SET PROBLEM: All entries below are to be set down again, identical to the source.

━━━━━━━━━━

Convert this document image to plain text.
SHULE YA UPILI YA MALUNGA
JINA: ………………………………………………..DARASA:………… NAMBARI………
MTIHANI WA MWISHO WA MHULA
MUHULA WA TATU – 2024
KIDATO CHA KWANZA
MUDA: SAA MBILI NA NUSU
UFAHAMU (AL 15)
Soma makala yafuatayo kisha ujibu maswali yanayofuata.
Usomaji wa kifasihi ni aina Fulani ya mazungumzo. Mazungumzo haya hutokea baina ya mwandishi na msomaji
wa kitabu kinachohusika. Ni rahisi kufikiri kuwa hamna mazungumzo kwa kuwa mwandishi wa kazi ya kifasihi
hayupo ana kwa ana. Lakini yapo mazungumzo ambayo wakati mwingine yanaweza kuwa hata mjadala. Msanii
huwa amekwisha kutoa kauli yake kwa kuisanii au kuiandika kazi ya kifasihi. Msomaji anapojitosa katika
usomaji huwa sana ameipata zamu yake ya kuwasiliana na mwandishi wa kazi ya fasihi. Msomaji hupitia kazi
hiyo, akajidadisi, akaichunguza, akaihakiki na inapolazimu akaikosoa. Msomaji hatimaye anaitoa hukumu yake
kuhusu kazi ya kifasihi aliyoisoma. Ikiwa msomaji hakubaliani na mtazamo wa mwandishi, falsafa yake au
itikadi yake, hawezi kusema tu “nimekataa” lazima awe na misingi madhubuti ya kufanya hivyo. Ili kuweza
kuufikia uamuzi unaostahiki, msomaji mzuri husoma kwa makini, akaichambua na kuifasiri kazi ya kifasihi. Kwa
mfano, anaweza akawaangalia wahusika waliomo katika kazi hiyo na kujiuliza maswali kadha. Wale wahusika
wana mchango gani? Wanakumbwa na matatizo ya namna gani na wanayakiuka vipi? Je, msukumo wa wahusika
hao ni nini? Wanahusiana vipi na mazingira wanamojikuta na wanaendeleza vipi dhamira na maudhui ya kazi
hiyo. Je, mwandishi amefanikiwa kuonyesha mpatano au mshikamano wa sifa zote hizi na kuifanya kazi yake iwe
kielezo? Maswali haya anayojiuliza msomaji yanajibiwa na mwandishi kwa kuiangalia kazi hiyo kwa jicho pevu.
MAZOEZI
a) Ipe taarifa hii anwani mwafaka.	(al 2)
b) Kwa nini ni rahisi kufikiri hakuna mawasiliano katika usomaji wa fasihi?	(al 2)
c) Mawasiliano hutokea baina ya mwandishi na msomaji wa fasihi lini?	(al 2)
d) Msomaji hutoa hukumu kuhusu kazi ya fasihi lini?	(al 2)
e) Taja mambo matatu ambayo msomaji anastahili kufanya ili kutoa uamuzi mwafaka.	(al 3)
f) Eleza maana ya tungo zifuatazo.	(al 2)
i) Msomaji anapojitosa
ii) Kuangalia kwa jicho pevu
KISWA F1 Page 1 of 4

━━━━━━━━━━

THE COMPLETED TASK:
Convert this document image to plain text.
SHULE YA UPILI YA MALUNGA
JINA: ………………………………………………..DARASA:………… NAMBARI………
MTIHANI WA MWISHO WA MHULA
MUHULA WA TATU – 2024
KIDATO CHA KWANZA
MUDA: SAA MBILI NA NUSU
UFAHAMU (AL 15)
Soma makala yafuatayo kisha ujibu maswali yanayofuata.
Usomaji wa kifasihi ni aina Fulani ya mazungumzo. Mazungumzo haya hutokea baina ya mwandishi na msomaji
wa kitabu kinachohusika. Ni rahisi kufikiri kuwa hamna mazungumzo kwa kuwa mwandishi wa kazi ya kifasihi
hayupo ana kwa ana. Lakini yapo mazungumzo ambayo wakati mwingine yanaweza kuwa hata mjadala. Msanii
huwa amekwisha kutoa kauli yake kwa kuisanii au kuiandika kazi ya kifasihi. Msomaji anapojitosa katika
usomaji huwa sana ameipata zamu yake ya kuwasiliana na mwandishi wa kazi ya fasihi. Msomaji hupitia kazi
hiyo, akajidadisi, akaichunguza, akaihakiki na inapolazimu akaikosoa. Msomaji hatimaye anaitoa hukumu yake
kuhusu kazi ya kifasihi aliyoisoma. Ikiwa msomaji hakubaliani na mtazamo wa mwandishi, falsafa yake au
itikadi yake, hawezi kusema tu “nimekataa” lazima awe na misingi madhubuti ya kufanya hivyo. Ili kuweza
kuufikia uamuzi unaostahiki, msomaji mzuri husoma kwa makini, akaichambua na kuifasiri kazi ya kifasihi. Kwa
mfano, anaweza akawaangalia wahusika waliomo katika kazi hiyo na kujiuliza maswali kadha. Wale wahusika
wana mchango gani? Wanakumbwa na matatizo ya namna gani na wanayakiuka vipi? Je, msukumo wa wahusika
hao ni nini? Wanahusiana vipi na mazingira wanamojikuta na wanaendeleza vipi dhamira na maudhui ya kazi
hiyo. Je, mwandishi amefanikiwa kuonyesha mpatano au mshikamano wa sifa zote hizi na kuifanya kazi yake iwe
kielezo? Maswali haya anayojiuliza msomaji yanajibiwa na mwandishi kwa kuiangalia kazi hiyo kwa jicho pevu.
MAZOEZI
a) Ipe taarifa hii anwani mwafaka.	(al 2)
b) Kwa nini ni rahisi kufikiri hakuna mawasiliano katika usomaji wa fasihi?	(al 2)
c) Mawasiliano hutokea baina ya mwandishi na msomaji wa fasihi lini?	(al 2)
d) Msomaji hutoa hukumu kuhusu kazi ya fasihi lini?	(al 2)
e) Taja mambo matatu ambayo msomaji anastahili kufanya ili kutoa uamuzi mwafaka.	(al 3)
f) Eleza maana ya tungo zifuatazo.	(al 2)
i) Msomaji anapojitosa
ii) Kuangalia kwa jicho pevu
KISWA F1 Page 1 of 4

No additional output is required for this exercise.